'''
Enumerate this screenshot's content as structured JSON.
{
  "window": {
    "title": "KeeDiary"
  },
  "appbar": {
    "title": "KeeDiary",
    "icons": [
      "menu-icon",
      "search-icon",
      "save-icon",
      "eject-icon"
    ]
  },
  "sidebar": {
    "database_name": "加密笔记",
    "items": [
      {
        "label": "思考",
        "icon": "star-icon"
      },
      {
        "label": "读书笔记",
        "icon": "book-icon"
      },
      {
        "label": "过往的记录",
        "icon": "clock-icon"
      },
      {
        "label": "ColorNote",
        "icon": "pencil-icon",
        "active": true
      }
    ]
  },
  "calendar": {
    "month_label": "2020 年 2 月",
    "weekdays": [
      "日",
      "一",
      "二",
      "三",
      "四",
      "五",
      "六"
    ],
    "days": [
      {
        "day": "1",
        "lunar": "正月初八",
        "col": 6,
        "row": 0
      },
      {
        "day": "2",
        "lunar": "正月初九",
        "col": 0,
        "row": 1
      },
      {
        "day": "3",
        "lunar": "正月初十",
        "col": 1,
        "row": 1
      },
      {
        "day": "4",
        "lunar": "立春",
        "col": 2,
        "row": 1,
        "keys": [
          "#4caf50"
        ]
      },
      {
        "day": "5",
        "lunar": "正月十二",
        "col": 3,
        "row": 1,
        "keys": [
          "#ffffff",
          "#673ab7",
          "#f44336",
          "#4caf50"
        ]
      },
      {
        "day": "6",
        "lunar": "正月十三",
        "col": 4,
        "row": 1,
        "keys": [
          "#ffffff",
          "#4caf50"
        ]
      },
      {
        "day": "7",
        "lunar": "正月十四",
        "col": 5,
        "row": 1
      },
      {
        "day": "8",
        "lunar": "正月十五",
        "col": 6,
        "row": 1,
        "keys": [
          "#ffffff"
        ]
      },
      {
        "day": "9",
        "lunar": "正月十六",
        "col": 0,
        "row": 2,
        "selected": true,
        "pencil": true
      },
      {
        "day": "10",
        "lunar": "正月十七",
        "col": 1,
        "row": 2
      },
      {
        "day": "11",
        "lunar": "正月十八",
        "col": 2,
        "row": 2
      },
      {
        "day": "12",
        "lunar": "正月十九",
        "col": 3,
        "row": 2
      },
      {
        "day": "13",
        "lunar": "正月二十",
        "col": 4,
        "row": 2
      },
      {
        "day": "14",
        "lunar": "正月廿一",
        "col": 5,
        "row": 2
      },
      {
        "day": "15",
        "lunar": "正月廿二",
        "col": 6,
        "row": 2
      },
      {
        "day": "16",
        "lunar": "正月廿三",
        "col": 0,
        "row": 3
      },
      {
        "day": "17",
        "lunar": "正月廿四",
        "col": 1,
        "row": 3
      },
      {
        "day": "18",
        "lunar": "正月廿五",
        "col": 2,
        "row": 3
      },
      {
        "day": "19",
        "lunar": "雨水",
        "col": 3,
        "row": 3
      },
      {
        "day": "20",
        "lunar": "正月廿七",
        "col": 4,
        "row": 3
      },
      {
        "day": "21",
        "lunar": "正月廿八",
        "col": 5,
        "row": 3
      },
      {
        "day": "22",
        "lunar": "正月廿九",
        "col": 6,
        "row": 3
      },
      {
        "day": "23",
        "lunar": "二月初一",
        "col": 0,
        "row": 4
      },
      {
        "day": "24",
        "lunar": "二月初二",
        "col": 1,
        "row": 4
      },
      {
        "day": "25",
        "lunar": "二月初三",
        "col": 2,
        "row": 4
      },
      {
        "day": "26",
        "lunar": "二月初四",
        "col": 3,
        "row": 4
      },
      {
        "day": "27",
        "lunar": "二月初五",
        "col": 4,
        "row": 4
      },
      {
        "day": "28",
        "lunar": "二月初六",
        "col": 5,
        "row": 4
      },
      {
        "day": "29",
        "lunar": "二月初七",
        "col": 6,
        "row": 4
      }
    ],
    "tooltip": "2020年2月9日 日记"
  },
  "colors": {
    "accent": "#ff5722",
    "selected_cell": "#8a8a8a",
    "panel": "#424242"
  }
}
'''
> _Problem to solve_:
Quote the material exactly, leaving nothing out.

> _The reply_:
Enumerate this screenshot's content as structured JSON.
{
  "window": {
    "title": "KeeDiary"
  },
  "appbar": {
    "title": "KeeDiary",
    "icons": [
      "menu-icon",
      "search-icon",
      "save-icon",
      "eject-icon"
    ]
  },
  "sidebar": {
    "database_name": "加密笔记",
    "items": [
      {
        "label": "思考",
        "icon": "star-icon"
      },
      {
        "label": "读书笔记",
        "icon": "book-icon"
      },
      {
        "label": "过往的记录",
        "icon": "clock-icon"
      },
      {
        "label": "ColorNote",
        "icon": "pencil-icon",
        "active": true
      }
    ]
  },
  "calendar": {
    "month_label": "2020 年 2 月",
    "weekdays": [
      "日",
      "一",
      "二",
      "三",
      "四",
      "五",
      "六"
    ],
    "days": [
      {
        "day": "1",
        "lunar": "正月初八",
        "col": 6,
        "row": 0
      },
      {
        "day": "2",
        "lunar": "正月初九",
        "col": 0,
        "row": 1
      },
      {
        "day": "3",
        "lunar": "正月初十",
        "col": 1,
        "row": 1
      },
      {
        "day": "4",
        "lunar": "立春",
        "col": 2,
        "row": 1,
        "keys": [
          "#4caf50"
        ]
      },
      {
        "day": "5",
        "lunar": "正月十二",
        "col": 3,
        "row": 1,
        "keys": [
          "#ffffff",
          "#673ab7",
          "#f44336",
          "#4caf50"
        ]
      },
      {
        "day": "6",
        "lunar": "正月十三",
        "col": 4,
        "row": 1,
        "keys": [
          "#ffffff",
          "#4caf50"
        ]
      },
      {
        "day": "7",
        "lunar": "正月十四",
        "col": 5,
        "row": 1
      },
      {
        "day": "8",
        "lunar": "正月十五",
        "col": 6,
        "row": 1,
        "keys": [
          "#ffffff"
        ]
      },
      {
        "day": "9",
        "lunar": "正月十六",
        "col": 0,
        "row": 2,
        "selected": true,
        "pencil": true
      },
      {
        "day": "10",
        "lunar": "正月十七",
        "col": 1,
        "row": 2
      },
      {
        "day": "11",
        "lunar": "正月十八",
        "col": 2,
        "row": 2
      },
      {
        "day": "12",
        "lunar": "正月十九",
        "col": 3,
        "row": 2
      },
      {
        "day": "13",
        "lunar": "正月二十",
        "col": 4,
        "row": 2
      },
      {
        "day": "14",
        "lunar": "正月廿一",
        "col": 5,
        "row": 2
      },
      {
        "day": "15",
        "lunar": "正月廿二",
        "col": 6,
        "row": 2
      },
      {
        "day": "16",
        "lunar": "正月廿三",
        "col": 0,
        "row": 3
      },
      {
        "day": "17",
        "lunar": "正月廿四",
        "col": 1,
        "row": 3
      },
      {
        "day": "18",
        "lunar": "正月廿五",
        "col": 2,
        "row": 3
      },
      {
        "day": "19",
        "lunar": "雨水",
        "col": 3,
        "row": 3
      },
      {
        "day": "20",
        "lunar": "正月廿七",
        "col": 4,
        "row": 3
      },
      {
        "day": "21",
        "lunar": "正月廿八",
        "col": 5,
        "row": 3
      },
      {
        "day": "22",
        "lunar": "正月廿九",
        "col": 6,
        "row": 3
      },
      {
        "day": "23",
        "lunar": "二月初一",
        "col": 0,
        "row": 4
      },
      {
        "day": "24",
        "lunar": "二月初二",
        "col": 1,
        "row": 4
      },
      {
        "day": "25",
        "lunar": "二月初三",
        "col": 2,
        "row": 4
      },
      {
        "day": "26",
        "lunar": "二月初四",
        "col": 3,
        "row": 4
      },
      {
        "day": "27",
        "lunar": "二月初五",
        "col": 4,
        "row": 4
      },
      {
        "day": "28",
        "lunar": "二月初六",
        "col": 5,
        "row": 4
      },
      {
        "day": "29",
        "lunar": "二月初七",
        "col": 6,
        "row": 4
      }
    ],
    "tooltip": "2020年2月9日 日记"
  },
  "colors": {
    "accent": "#ff5722",
    "selected_cell": "#8a8a8a",
    "panel": "#424242"
  }
}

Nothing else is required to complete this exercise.